• [WHAT THE EXERCISE ASKS]
Without including any pictures, write out the listing below exactly.
- - -
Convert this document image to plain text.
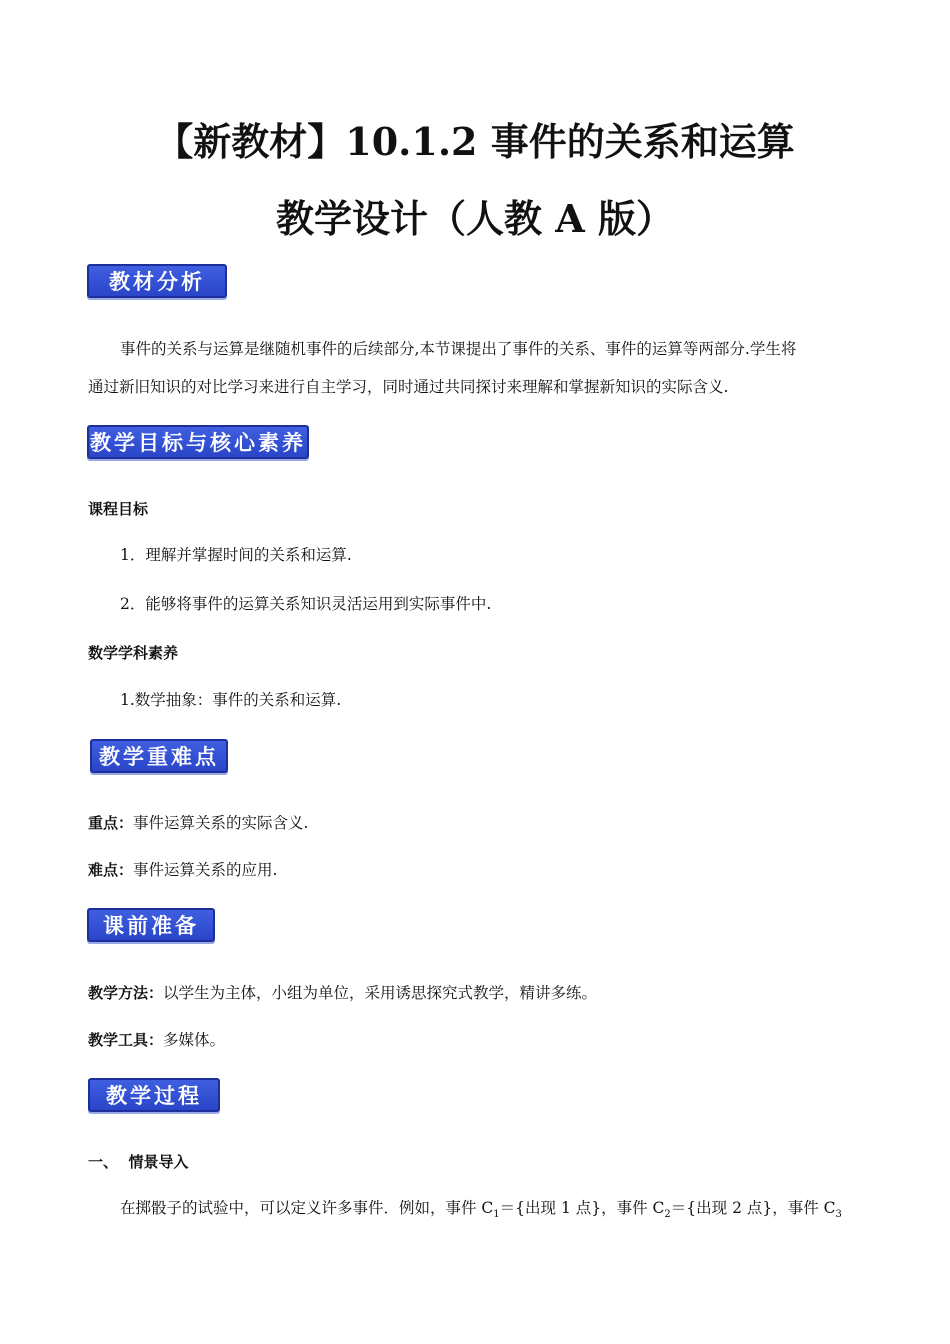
【新教材】10.1.2 事件的关系和运算
教学设计（人教 A 版）
教材分析
事件的关系与运算是继随机事件的后续部分,本节课提出了事件的关系、事件的运算等两部分.学生将
通过新旧知识的对比学习来进行自主学习，同时通过共同探讨来理解和掌握新知识的实际含义.
教学目标与核心素养
课程目标
1．理解并掌握时间的关系和运算.
2．能够将事件的运算关系知识灵活运用到实际事件中.
数学学科素养
1.数学抽象：事件的关系和运算.
教学重难点
重点：事件运算关系的实际含义.
难点：事件运算关系的应用.
课前准备
教学方法：以学生为主体，小组为单位，采用诱思探究式教学，精讲多练。
教学工具：多媒体。
教学过程
一、  情景导入
在掷骰子的试验中，可以定义许多事件．例如，事件 $C_1=${出现 1 点}，事件 $C_2=${出现 2 点}，事件 $C_3$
- - -
• [WRITTEN RESPONSE]
Convert this document image to plain text.
【新教材】10.1.2 事件的关系和运算
教学设计（人教 A 版）
教材分析
事件的关系与运算是继随机事件的后续部分,本节课提出了事件的关系、事件的运算等两部分.学生将
通过新旧知识的对比学习来进行自主学习，同时通过共同探讨来理解和掌握新知识的实际含义.
教学目标与核心素养
课程目标
1．理解并掌握时间的关系和运算.
2．能够将事件的运算关系知识灵活运用到实际事件中.
数学学科素养
1.数学抽象：事件的关系和运算.
教学重难点
重点：事件运算关系的实际含义.
难点：事件运算关系的应用.
课前准备
教学方法：以学生为主体，小组为单位，采用诱思探究式教学，精讲多练。
教学工具：多媒体。
教学过程
一、  情景导入
在掷骰子的试验中，可以定义许多事件．例如，事件 $C_1=${出现 1 点}，事件 $C_2=${出现 2 点}，事件 $C_3$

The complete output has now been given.